**Information given**
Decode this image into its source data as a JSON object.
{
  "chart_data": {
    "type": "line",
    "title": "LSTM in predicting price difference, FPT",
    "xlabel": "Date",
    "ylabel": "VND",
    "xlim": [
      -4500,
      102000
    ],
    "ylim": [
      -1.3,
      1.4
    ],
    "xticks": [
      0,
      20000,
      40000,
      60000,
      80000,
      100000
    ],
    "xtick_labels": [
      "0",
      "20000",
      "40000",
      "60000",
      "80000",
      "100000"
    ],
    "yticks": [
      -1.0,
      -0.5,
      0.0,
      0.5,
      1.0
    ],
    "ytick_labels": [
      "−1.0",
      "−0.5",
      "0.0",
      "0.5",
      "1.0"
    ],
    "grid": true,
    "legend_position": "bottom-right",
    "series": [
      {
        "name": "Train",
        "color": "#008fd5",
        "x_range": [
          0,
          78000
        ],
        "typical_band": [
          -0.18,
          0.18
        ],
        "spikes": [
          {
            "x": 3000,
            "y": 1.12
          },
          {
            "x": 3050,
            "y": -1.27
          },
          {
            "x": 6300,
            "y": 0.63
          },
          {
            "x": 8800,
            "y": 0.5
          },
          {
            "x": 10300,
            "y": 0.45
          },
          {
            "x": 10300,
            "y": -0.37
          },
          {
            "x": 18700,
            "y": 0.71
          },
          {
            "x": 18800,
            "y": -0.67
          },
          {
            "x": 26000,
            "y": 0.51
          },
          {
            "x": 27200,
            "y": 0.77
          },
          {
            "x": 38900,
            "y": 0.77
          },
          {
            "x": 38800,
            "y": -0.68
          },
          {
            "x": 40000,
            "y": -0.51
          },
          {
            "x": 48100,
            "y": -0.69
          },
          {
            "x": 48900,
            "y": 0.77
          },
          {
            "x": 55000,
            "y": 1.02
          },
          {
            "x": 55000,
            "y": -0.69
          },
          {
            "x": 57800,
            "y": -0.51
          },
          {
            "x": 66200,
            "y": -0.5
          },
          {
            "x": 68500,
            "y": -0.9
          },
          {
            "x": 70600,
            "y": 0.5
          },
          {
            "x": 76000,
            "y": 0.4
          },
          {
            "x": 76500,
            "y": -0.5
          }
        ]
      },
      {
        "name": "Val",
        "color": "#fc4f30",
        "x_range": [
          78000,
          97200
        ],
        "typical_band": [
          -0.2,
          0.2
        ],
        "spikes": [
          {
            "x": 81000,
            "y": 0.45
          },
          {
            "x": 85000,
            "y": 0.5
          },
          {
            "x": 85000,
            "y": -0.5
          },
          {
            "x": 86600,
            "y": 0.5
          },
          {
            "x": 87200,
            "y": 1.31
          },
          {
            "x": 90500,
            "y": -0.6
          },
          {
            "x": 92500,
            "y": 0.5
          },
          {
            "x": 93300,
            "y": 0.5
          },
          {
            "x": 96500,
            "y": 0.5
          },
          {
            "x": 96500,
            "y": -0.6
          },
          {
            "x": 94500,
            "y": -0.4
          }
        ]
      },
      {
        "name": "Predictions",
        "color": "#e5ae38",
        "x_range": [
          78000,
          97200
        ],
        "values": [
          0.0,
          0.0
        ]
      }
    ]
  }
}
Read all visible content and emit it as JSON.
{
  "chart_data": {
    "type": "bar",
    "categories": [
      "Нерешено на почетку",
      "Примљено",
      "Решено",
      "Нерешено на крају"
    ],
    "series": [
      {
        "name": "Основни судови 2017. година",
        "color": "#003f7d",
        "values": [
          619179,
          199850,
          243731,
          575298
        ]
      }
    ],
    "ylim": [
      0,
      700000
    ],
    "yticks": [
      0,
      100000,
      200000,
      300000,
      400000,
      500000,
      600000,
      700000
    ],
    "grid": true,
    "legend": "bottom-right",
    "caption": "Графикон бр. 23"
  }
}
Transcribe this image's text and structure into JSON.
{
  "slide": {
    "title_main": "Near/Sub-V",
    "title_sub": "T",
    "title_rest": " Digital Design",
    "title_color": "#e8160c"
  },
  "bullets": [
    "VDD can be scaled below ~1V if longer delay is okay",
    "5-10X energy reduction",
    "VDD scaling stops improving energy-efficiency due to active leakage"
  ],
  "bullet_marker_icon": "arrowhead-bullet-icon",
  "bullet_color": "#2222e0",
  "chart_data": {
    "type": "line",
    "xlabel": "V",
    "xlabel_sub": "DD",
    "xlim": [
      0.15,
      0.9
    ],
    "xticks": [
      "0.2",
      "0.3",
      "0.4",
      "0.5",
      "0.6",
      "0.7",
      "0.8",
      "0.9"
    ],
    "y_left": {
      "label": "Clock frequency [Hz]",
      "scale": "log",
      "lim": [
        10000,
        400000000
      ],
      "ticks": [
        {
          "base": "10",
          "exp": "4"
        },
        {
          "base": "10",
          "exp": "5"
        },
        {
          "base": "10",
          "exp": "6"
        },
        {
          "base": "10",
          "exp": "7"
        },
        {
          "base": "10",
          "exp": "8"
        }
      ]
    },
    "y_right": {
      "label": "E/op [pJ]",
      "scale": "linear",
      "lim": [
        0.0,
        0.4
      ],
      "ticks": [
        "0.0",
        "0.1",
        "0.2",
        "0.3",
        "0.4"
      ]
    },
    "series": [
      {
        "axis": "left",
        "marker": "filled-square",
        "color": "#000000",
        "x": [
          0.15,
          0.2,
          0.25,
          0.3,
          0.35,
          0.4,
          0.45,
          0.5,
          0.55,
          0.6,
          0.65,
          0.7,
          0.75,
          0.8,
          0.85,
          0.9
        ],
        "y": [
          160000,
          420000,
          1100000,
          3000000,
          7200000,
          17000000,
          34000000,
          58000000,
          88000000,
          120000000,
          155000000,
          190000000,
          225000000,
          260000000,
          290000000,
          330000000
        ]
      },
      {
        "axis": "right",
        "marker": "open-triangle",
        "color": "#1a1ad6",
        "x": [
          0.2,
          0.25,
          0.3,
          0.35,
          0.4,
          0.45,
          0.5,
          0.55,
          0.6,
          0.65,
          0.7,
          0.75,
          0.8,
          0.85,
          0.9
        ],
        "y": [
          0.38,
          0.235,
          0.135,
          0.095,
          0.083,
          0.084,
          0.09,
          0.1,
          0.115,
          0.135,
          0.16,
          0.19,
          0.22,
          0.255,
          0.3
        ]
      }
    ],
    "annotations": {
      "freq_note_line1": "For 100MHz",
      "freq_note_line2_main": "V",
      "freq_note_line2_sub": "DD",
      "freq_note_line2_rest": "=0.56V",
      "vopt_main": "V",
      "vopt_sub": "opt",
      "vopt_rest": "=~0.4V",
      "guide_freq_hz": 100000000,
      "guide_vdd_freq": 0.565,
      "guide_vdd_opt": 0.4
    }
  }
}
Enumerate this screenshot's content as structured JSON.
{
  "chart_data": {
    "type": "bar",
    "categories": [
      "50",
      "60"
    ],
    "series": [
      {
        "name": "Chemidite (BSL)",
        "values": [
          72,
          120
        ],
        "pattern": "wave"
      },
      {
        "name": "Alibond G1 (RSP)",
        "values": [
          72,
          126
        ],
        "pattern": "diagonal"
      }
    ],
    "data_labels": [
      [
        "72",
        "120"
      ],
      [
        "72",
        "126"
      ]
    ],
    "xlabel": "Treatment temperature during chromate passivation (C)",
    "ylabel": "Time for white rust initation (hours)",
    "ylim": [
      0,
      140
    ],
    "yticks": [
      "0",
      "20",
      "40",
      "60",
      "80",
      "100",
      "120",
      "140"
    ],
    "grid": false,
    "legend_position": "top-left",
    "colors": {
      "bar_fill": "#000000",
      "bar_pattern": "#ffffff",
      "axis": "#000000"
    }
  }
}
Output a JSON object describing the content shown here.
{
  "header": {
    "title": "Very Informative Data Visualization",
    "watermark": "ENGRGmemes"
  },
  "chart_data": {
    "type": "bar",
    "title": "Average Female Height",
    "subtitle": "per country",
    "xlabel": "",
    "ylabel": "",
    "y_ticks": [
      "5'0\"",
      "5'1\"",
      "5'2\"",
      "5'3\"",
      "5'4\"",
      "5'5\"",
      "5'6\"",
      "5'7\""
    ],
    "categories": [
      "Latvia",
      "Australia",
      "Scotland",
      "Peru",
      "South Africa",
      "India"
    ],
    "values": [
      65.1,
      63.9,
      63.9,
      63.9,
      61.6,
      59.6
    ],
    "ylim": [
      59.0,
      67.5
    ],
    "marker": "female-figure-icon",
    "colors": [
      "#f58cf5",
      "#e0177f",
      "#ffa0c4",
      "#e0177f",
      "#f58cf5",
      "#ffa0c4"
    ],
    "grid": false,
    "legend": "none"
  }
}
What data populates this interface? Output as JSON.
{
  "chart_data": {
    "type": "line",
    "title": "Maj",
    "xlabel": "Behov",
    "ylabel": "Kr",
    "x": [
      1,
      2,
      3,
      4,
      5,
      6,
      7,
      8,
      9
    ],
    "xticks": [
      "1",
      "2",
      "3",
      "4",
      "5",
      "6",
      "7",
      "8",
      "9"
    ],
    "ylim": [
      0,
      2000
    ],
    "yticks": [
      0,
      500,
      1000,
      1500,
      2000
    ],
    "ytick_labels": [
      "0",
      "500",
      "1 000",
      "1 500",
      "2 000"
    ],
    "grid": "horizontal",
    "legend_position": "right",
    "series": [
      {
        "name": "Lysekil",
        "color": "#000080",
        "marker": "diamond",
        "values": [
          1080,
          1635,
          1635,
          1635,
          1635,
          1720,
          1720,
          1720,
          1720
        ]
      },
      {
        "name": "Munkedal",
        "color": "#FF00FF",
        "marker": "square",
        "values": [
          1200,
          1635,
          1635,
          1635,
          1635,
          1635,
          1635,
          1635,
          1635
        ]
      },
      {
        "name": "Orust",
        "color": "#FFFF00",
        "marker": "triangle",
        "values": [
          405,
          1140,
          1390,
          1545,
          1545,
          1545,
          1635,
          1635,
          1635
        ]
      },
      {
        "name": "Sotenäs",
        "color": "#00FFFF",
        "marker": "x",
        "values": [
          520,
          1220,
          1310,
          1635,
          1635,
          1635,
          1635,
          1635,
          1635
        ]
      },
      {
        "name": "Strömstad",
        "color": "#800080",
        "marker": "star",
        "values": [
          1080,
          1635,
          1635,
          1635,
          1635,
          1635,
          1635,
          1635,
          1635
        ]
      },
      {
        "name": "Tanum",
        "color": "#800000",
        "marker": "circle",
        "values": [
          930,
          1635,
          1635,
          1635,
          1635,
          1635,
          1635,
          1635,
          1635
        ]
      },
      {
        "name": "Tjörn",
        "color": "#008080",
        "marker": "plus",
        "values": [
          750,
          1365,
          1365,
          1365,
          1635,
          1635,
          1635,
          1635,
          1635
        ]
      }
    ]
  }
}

**Task objective**
Check each line of the listing above for the string "into", then report only how many lines have it.

**Response to the task**
2